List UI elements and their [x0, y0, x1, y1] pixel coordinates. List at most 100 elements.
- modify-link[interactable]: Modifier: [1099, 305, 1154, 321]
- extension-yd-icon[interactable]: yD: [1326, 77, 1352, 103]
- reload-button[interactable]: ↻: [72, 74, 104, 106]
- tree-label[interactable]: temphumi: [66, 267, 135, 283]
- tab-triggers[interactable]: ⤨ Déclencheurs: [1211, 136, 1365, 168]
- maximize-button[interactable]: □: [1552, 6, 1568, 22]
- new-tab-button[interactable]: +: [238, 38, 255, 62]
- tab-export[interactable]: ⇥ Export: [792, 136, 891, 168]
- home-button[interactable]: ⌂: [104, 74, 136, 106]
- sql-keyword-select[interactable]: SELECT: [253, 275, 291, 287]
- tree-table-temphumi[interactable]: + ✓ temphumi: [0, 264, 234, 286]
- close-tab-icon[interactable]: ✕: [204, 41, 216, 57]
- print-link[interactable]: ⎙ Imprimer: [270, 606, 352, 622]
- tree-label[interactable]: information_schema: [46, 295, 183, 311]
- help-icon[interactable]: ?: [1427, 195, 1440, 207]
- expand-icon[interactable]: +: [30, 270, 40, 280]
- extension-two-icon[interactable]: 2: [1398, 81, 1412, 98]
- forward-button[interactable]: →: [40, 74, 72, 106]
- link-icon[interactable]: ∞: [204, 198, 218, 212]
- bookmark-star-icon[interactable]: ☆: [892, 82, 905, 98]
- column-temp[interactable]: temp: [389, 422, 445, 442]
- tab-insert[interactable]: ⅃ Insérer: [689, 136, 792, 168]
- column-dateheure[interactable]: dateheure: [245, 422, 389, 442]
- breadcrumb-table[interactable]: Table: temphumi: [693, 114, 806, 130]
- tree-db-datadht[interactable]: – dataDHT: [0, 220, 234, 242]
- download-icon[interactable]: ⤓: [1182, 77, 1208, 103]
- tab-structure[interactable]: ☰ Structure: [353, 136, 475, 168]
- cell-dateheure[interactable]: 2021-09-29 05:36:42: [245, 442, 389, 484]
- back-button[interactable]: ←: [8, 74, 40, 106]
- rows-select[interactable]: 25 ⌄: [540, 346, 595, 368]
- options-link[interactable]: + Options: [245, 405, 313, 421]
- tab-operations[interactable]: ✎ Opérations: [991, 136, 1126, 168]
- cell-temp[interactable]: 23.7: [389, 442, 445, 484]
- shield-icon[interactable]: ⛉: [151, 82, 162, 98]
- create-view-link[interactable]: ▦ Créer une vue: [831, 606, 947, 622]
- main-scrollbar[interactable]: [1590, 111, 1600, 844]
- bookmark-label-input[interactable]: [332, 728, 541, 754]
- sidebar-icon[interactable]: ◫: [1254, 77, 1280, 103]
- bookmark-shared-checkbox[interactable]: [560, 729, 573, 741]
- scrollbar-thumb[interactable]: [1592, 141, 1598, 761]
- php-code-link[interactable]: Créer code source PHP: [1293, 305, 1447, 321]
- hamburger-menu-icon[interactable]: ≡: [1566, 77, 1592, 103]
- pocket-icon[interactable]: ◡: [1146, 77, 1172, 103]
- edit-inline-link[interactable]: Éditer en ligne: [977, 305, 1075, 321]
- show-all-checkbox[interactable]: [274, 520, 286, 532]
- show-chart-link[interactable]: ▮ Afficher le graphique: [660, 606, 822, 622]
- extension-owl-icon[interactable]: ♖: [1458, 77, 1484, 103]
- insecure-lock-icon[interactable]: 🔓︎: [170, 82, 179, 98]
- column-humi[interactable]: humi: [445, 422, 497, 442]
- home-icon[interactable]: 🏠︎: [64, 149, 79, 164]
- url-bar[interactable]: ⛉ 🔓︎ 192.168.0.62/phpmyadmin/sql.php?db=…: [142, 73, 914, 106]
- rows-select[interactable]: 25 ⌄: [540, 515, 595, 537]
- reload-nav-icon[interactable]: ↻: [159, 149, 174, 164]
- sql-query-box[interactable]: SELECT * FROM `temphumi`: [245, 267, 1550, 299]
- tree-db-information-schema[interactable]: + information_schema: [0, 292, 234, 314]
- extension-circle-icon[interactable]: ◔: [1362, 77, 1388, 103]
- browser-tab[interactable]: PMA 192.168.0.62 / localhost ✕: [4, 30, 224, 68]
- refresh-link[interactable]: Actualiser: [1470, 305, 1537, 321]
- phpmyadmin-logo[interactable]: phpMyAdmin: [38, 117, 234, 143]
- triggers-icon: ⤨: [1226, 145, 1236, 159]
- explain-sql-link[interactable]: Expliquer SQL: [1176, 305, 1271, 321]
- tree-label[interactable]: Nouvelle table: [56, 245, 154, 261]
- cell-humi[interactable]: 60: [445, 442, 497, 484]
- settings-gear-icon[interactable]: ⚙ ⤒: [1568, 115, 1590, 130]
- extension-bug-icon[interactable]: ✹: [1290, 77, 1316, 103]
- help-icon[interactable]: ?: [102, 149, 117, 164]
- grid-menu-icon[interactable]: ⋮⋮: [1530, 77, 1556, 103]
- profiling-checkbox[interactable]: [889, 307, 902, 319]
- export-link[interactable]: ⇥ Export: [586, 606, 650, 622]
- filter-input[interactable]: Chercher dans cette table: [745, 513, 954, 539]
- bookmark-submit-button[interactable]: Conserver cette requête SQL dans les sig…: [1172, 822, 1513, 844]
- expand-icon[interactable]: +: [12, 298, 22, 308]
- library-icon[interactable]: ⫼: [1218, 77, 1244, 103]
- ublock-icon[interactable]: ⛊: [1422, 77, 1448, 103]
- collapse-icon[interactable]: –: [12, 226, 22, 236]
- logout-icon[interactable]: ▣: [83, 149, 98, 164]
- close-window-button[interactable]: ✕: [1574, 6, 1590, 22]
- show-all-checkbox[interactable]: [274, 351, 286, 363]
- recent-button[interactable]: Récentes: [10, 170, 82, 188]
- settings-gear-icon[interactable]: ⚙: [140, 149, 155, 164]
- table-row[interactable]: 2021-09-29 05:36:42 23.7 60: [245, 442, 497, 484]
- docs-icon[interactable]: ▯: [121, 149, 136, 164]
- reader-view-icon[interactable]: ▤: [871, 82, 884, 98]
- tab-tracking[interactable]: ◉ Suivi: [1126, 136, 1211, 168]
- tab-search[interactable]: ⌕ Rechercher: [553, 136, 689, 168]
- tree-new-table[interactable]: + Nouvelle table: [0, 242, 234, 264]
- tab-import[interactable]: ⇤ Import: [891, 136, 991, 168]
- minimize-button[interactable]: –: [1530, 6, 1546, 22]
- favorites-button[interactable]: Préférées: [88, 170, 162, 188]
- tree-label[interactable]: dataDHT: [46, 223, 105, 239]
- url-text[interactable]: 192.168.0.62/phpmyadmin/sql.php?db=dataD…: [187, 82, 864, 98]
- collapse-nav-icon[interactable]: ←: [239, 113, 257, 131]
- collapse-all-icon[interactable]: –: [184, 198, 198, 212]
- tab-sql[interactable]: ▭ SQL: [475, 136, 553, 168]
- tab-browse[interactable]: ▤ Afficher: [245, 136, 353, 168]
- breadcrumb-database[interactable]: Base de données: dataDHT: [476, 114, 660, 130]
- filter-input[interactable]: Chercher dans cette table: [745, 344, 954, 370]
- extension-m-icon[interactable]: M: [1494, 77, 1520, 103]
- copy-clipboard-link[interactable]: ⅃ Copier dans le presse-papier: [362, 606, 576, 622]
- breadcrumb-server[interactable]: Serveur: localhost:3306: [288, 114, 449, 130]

**What you are asked to do**
Swap "temphumi" for "climate" everywhere it occurs in the rows above, and give the rows back with nothing else altered.

**Correct answer**
List UI elements and their [x0, y0, x1, y1] pixel coordinates. List at most 100 elements.
- modify-link[interactable]: Modifier: [1099, 305, 1154, 321]
- extension-yd-icon[interactable]: yD: [1326, 77, 1352, 103]
- reload-button[interactable]: ↻: [72, 74, 104, 106]
- tree-label[interactable]: climate: [66, 267, 135, 283]
- tab-triggers[interactable]: ⤨ Déclencheurs: [1211, 136, 1365, 168]
- maximize-button[interactable]: □: [1552, 6, 1568, 22]
- new-tab-button[interactable]: +: [238, 38, 255, 62]
- tab-export[interactable]: ⇥ Export: [792, 136, 891, 168]
- home-button[interactable]: ⌂: [104, 74, 136, 106]
- sql-keyword-select[interactable]: SELECT: [253, 275, 291, 287]
- tree-table-climate[interactable]: + ✓ climate: [0, 264, 234, 286]
- close-tab-icon[interactable]: ✕: [204, 41, 216, 57]
- print-link[interactable]: ⎙ Imprimer: [270, 606, 352, 622]
- tree-label[interactable]: information_schema: [46, 295, 183, 311]
- help-icon[interactable]: ?: [1427, 195, 1440, 207]
- expand-icon[interactable]: +: [30, 270, 40, 280]
- extension-two-icon[interactable]: 2: [1398, 81, 1412, 98]
- forward-button[interactable]: →: [40, 74, 72, 106]
- link-icon[interactable]: ∞: [204, 198, 218, 212]
- bookmark-star-icon[interactable]: ☆: [892, 82, 905, 98]
- column-temp[interactable]: temp: [389, 422, 445, 442]
- tab-insert[interactable]: ⅃ Insérer: [689, 136, 792, 168]
- column-dateheure[interactable]: dateheure: [245, 422, 389, 442]
- breadcrumb-table[interactable]: Table: climate: [693, 114, 806, 130]
- tree-db-datadht[interactable]: – dataDHT: [0, 220, 234, 242]
- download-icon[interactable]: ⤓: [1182, 77, 1208, 103]
- tab-structure[interactable]: ☰ Structure: [353, 136, 475, 168]
- cell-dateheure[interactable]: 2021-09-29 05:36:42: [245, 442, 389, 484]
- back-button[interactable]: ←: [8, 74, 40, 106]
- rows-select[interactable]: 25 ⌄: [540, 346, 595, 368]
- options-link[interactable]: + Options: [245, 405, 313, 421]
- tab-operations[interactable]: ✎ Opérations: [991, 136, 1126, 168]
- cell-temp[interactable]: 23.7: [389, 442, 445, 484]
- shield-icon[interactable]: ⛉: [151, 82, 162, 98]
- create-view-link[interactable]: ▦ Créer une vue: [831, 606, 947, 622]
- main-scrollbar[interactable]: [1590, 111, 1600, 844]
- bookmark-label-input[interactable]: [332, 728, 541, 754]
- sidebar-icon[interactable]: ◫: [1254, 77, 1280, 103]
- bookmark-shared-checkbox[interactable]: [560, 729, 573, 741]
- scrollbar-thumb[interactable]: [1592, 141, 1598, 761]
- php-code-link[interactable]: Créer code source PHP: [1293, 305, 1447, 321]
- hamburger-menu-icon[interactable]: ≡: [1566, 77, 1592, 103]
- pocket-icon[interactable]: ◡: [1146, 77, 1172, 103]
- edit-inline-link[interactable]: Éditer en ligne: [977, 305, 1075, 321]
- show-all-checkbox[interactable]: [274, 520, 286, 532]
- show-chart-link[interactable]: ▮ Afficher le graphique: [660, 606, 822, 622]
- extension-owl-icon[interactable]: ♖: [1458, 77, 1484, 103]
- insecure-lock-icon[interactable]: 🔓︎: [170, 82, 179, 98]
- column-humi[interactable]: humi: [445, 422, 497, 442]
- home-icon[interactable]: 🏠︎: [64, 149, 79, 164]
- url-bar[interactable]: ⛉ 🔓︎ 192.168.0.62/phpmyadmin/sql.php?db=…: [142, 73, 914, 106]
- rows-select[interactable]: 25 ⌄: [540, 515, 595, 537]
- reload-nav-icon[interactable]: ↻: [159, 149, 174, 164]
- sql-query-box[interactable]: SELECT * FROM `climate`: [245, 267, 1550, 299]
- tree-db-information-schema[interactable]: + information_schema: [0, 292, 234, 314]
- extension-circle-icon[interactable]: ◔: [1362, 77, 1388, 103]
- browser-tab[interactable]: PMA 192.168.0.62 / localhost ✕: [4, 30, 224, 68]
- refresh-link[interactable]: Actualiser: [1470, 305, 1537, 321]
- phpmyadmin-logo[interactable]: phpMyAdmin: [38, 117, 234, 143]
- triggers-icon: ⤨: [1226, 145, 1236, 159]
- explain-sql-link[interactable]: Expliquer SQL: [1176, 305, 1271, 321]
- tree-label[interactable]: Nouvelle table: [56, 245, 154, 261]
- cell-humi[interactable]: 60: [445, 442, 497, 484]
- settings-gear-icon[interactable]: ⚙ ⤒: [1568, 115, 1590, 130]
- extension-bug-icon[interactable]: ✹: [1290, 77, 1316, 103]
- help-icon[interactable]: ?: [102, 149, 117, 164]
- grid-menu-icon[interactable]: ⋮⋮: [1530, 77, 1556, 103]
- profiling-checkbox[interactable]: [889, 307, 902, 319]
- export-link[interactable]: ⇥ Export: [586, 606, 650, 622]
- filter-input[interactable]: Chercher dans cette table: [745, 513, 954, 539]
- bookmark-submit-button[interactable]: Conserver cette requête SQL dans les sig…: [1172, 822, 1513, 844]
- expand-icon[interactable]: +: [12, 298, 22, 308]
- library-icon[interactable]: ⫼: [1218, 77, 1244, 103]
- ublock-icon[interactable]: ⛊: [1422, 77, 1448, 103]
- collapse-icon[interactable]: –: [12, 226, 22, 236]
- logout-icon[interactable]: ▣: [83, 149, 98, 164]
- close-window-button[interactable]: ✕: [1574, 6, 1590, 22]
- show-all-checkbox[interactable]: [274, 351, 286, 363]
- recent-button[interactable]: Récentes: [10, 170, 82, 188]
- settings-gear-icon[interactable]: ⚙: [140, 149, 155, 164]
- table-row[interactable]: 2021-09-29 05:36:42 23.7 60: [245, 442, 497, 484]
- docs-icon[interactable]: ▯: [121, 149, 136, 164]
- reader-view-icon[interactable]: ▤: [871, 82, 884, 98]
- tab-tracking[interactable]: ◉ Suivi: [1126, 136, 1211, 168]
- tab-search[interactable]: ⌕ Rechercher: [553, 136, 689, 168]
- tree-new-table[interactable]: + Nouvelle table: [0, 242, 234, 264]
- tab-import[interactable]: ⇤ Import: [891, 136, 991, 168]
- minimize-button[interactable]: –: [1530, 6, 1546, 22]
- favorites-button[interactable]: Préférées: [88, 170, 162, 188]
- tree-label[interactable]: dataDHT: [46, 223, 105, 239]
- url-text[interactable]: 192.168.0.62/phpmyadmin/sql.php?db=dataD…: [187, 82, 864, 98]
- collapse-nav-icon[interactable]: ←: [239, 113, 257, 131]
- collapse-all-icon[interactable]: –: [184, 198, 198, 212]
- tab-sql[interactable]: ▭ SQL: [475, 136, 553, 168]
- tab-browse[interactable]: ▤ Afficher: [245, 136, 353, 168]
- breadcrumb-database[interactable]: Base de données: dataDHT: [476, 114, 660, 130]
- filter-input[interactable]: Chercher dans cette table: [745, 344, 954, 370]
- extension-m-icon[interactable]: M: [1494, 77, 1520, 103]
- copy-clipboard-link[interactable]: ⅃ Copier dans le presse-papier: [362, 606, 576, 622]
- breadcrumb-server[interactable]: Serveur: localhost:3306: [288, 114, 449, 130]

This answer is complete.